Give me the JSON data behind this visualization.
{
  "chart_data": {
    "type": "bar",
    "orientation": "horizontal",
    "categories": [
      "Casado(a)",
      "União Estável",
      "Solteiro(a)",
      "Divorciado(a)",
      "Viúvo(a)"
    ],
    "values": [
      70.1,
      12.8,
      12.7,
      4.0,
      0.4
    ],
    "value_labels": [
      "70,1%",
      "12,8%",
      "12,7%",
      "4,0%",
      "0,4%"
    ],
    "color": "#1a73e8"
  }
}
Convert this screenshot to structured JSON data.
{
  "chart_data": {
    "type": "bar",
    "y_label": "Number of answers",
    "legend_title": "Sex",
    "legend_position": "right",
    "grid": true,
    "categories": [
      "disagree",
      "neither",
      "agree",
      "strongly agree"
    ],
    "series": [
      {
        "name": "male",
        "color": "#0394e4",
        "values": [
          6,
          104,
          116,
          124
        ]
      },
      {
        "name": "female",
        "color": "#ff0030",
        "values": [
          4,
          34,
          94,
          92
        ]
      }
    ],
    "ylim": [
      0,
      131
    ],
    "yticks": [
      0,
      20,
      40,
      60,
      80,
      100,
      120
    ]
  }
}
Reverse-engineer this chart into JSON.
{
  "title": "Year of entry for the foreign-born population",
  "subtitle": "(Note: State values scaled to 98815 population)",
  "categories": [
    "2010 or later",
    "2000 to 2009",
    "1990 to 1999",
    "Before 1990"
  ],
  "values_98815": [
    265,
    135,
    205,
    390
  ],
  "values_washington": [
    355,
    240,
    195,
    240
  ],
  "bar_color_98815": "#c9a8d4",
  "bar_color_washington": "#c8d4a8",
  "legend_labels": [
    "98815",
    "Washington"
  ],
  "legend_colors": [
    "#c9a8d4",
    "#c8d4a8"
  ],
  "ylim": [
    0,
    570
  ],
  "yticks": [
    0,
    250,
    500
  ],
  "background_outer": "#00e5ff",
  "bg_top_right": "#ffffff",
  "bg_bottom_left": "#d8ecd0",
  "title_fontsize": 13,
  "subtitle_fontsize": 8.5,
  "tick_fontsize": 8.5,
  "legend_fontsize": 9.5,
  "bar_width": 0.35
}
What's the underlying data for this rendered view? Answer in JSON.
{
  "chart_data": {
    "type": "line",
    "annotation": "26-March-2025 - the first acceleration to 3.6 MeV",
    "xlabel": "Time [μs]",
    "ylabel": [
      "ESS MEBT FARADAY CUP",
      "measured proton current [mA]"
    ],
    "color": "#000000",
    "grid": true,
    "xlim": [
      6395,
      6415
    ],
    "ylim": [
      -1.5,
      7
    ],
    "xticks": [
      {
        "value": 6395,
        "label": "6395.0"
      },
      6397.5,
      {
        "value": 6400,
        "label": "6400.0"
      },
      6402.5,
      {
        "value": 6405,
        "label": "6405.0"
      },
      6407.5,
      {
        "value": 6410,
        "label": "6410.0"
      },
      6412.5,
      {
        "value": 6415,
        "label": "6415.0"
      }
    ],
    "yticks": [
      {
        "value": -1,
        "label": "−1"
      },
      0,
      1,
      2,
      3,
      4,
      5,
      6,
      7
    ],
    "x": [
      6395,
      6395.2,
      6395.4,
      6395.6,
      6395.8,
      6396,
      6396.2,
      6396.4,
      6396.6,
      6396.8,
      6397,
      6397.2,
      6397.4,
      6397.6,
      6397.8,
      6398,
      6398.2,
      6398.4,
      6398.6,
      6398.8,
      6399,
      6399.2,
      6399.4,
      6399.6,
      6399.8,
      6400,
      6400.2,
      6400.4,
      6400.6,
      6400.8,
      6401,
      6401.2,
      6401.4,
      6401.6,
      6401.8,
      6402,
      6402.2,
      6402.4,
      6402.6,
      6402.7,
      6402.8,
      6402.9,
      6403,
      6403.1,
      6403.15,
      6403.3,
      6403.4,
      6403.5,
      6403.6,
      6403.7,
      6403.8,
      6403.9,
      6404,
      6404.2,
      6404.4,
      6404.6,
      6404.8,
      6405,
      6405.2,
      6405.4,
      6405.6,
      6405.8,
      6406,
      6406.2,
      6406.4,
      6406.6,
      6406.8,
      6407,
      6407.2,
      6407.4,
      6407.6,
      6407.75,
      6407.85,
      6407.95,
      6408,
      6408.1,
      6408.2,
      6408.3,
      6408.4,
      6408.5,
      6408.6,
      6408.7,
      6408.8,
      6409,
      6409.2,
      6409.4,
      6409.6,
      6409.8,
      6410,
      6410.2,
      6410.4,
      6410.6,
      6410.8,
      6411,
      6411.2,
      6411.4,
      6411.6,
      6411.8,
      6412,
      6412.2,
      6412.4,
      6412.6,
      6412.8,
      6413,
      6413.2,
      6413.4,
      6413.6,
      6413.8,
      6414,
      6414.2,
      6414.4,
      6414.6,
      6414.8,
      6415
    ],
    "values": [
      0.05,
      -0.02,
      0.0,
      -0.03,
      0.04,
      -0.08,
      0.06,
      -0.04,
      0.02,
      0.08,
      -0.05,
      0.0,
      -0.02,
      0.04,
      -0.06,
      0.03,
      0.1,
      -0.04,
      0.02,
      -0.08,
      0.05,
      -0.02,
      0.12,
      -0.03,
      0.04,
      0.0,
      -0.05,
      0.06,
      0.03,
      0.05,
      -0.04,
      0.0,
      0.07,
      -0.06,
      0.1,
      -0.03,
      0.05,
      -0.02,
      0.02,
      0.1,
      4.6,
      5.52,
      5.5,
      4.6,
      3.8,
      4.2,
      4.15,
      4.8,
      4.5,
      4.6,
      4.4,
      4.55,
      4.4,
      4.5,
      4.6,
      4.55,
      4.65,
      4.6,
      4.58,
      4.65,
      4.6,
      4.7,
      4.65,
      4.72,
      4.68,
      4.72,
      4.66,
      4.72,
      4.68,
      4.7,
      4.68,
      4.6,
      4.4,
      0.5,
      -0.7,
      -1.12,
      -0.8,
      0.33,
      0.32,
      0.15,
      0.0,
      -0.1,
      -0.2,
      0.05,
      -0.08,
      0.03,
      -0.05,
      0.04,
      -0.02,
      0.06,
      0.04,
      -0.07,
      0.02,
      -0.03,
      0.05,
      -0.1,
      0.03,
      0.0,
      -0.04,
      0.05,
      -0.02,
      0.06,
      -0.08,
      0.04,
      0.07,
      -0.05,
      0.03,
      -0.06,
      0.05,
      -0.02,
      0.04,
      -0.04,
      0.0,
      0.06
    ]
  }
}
********
**Exercise task:**
Please reproduce each record precisely as written.

**Written response:**
Give me the JSON data behind this visualization.
{
  "chart_data": {
    "type": "bar",
    "orientation": "horizontal",
    "categories": [
      "Casado(a)",
      "União Estável",
      "Solteiro(a)",
      "Divorciado(a)",
      "Viúvo(a)"
    ],
    "values": [
      70.1,
      12.8,
      12.7,
      4.0,
      0.4
    ],
    "value_labels": [
      "70,1%",
      "12,8%",
      "12,7%",
      "4,0%",
      "0,4%"
    ],
    "color": "#1a73e8"
  }
}
Convert this screenshot to structured JSON data.
{
  "chart_data": {
    "type": "bar",
    "y_label": "Number of answers",
    "legend_title": "Sex",
    "legend_position": "right",
    "grid": true,
    "categories": [
      "disagree",
      "neither",
      "agree",
      "strongly agree"
    ],
    "series": [
      {
        "name": "male",
        "color": "#0394e4",
        "values": [
          6,
          104,
          116,
          124
        ]
      },
      {
        "name": "female",
        "color": "#ff0030",
        "values": [
          4,
          34,
          94,
          92
        ]
      }
    ],
    "ylim": [
      0,
      131
    ],
    "yticks": [
      0,
      20,
      40,
      60,
      80,
      100,
      120
    ]
  }
}
Reverse-engineer this chart into JSON.
{
  "title": "Year of entry for the foreign-born population",
  "subtitle": "(Note: State values scaled to 98815 population)",
  "categories": [
    "2010 or later",
    "2000 to 2009",
    "1990 to 1999",
    "Before 1990"
  ],
  "values_98815": [
    265,
    135,
    205,
    390
  ],
  "values_washington": [
    355,
    240,
    195,
    240
  ],
  "bar_color_98815": "#c9a8d4",
  "bar_color_washington": "#c8d4a8",
  "legend_labels": [
    "98815",
    "Washington"
  ],
  "legend_colors": [
    "#c9a8d4",
    "#c8d4a8"
  ],
  "ylim": [
    0,
    570
  ],
  "yticks": [
    0,
    250,
    500
  ],
  "background_outer": "#00e5ff",
  "bg_top_right": "#ffffff",
  "bg_bottom_left": "#d8ecd0",
  "title_fontsize": 13,
  "subtitle_fontsize": 8.5,
  "tick_fontsize": 8.5,
  "legend_fontsize": 9.5,
  "bar_width": 0.35
}
What's the underlying data for this rendered view? Answer in JSON.
{
  "chart_data": {
    "type": "line",
    "annotation": "26-March-2025 - the first acceleration to 3.6 MeV",
    "xlabel": "Time [μs]",
    "ylabel": [
      "ESS MEBT FARADAY CUP",
      "measured proton current [mA]"
    ],
    "color": "#000000",
    "grid": true,
    "xlim": [
      6395,
      6415
    ],
    "ylim": [
      -1.5,
      7
    ],
    "xticks": [
      {
        "value": 6395,
        "label": "6395.0"
      },
      6397.5,
      {
        "value": 6400,
        "label": "6400.0"
      },
      6402.5,
      {
        "value": 6405,
        "label": "6405.0"
      },
      6407.5,
      {
        "value": 6410,
        "label": "6410.0"
      },
      6412.5,
      {
        "value": 6415,
        "label": "6415.0"
      }
    ],
    "yticks": [
      {
        "value": -1,
        "label": "−1"
      },
      0,
      1,
      2,
      3,
      4,
      5,
      6,
      7
    ],
    "x": [
      6395,
      6395.2,
      6395.4,
      6395.6,
      6395.8,
      6396,
      6396.2,
      6396.4,
      6396.6,
      6396.8,
      6397,
      6397.2,
      6397.4,
      6397.6,
      6397.8,
      6398,
      6398.2,
      6398.4,
      6398.6,
      6398.8,
      6399,
      6399.2,
      6399.4,
      6399.6,
      6399.8,
      6400,
      6400.2,
      6400.4,
      6400.6,
      6400.8,
      6401,
      6401.2,
      6401.4,
      6401.6,
      6401.8,
      6402,
      6402.2,
      6402.4,
      6402.6,
      6402.7,
      6402.8,
      6402.9,
      6403,
      6403.1,
      6403.15,
      6403.3,
      6403.4,
      6403.5,
      6403.6,
      6403.7,
      6403.8,
      6403.9,
      6404,
      6404.2,
      6404.4,
      6404.6,
      6404.8,
      6405,
      6405.2,
      6405.4,
      6405.6,
      6405.8,
      6406,
      6406.2,
      6406.4,
      6406.6,
      6406.8,
      6407,
      6407.2,
      6407.4,
      6407.6,
      6407.75,
      6407.85,
      6407.95,
      6408,
      6408.1,
      6408.2,
      6408.3,
      6408.4,
      6408.5,
      6408.6,
      6408.7,
      6408.8,
      6409,
      6409.2,
      6409.4,
      6409.6,
      6409.8,
      6410,
      6410.2,
      6410.4,
      6410.6,
      6410.8,
      6411,
      6411.2,
      6411.4,
      6411.6,
      6411.8,
      6412,
      6412.2,
      6412.4,
      6412.6,
      6412.8,
      6413,
      6413.2,
      6413.4,
      6413.6,
      6413.8,
      6414,
      6414.2,
      6414.4,
      6414.6,
      6414.8,
      6415
    ],
    "values": [
      0.05,
      -0.02,
      0.0,
      -0.03,
      0.04,
      -0.08,
      0.06,
      -0.04,
      0.02,
      0.08,
      -0.05,
      0.0,
      -0.02,
      0.04,
      -0.06,
      0.03,
      0.1,
      -0.04,
      0.02,
      -0.08,
      0.05,
      -0.02,
      0.12,
      -0.03,
      0.04,
      0.0,
      -0.05,
      0.06,
      0.03,
      0.05,
      -0.04,
      0.0,
      0.07,
      -0.06,
      0.1,
      -0.03,
      0.05,
      -0.02,
      0.02,
      0.1,
      4.6,
      5.52,
      5.5,
      4.6,
      3.8,
      4.2,
      4.15,
      4.8,
      4.5,
      4.6,
      4.4,
      4.55,
      4.4,
      4.5,
      4.6,
      4.55,
      4.65,
      4.6,
      4.58,
      4.65,
      4.6,
      4.7,
      4.65,
      4.72,
      4.68,
      4.72,
      4.66,
      4.72,
      4.68,
      4.7,
      4.68,
      4.6,
      4.4,
      0.5,
      -0.7,
      -1.12,
      -0.8,
      0.33,
      0.32,
      0.15,
      0.0,
      -0.1,
      -0.2,
      0.05,
      -0.08,
      0.03,
      -0.05,
      0.04,
      -0.02,
      0.06,
      0.04,
      -0.07,
      0.02,
      -0.03,
      0.05,
      -0.1,
      0.03,
      0.0,
      -0.04,
      0.05,
      -0.02,
      0.06,
      -0.08,
      0.04,
      0.07,
      -0.05,
      0.03,
      -0.06,
      0.05,
      -0.02,
      0.04,
      -0.04,
      0.0,
      0.06
    ]
  }
}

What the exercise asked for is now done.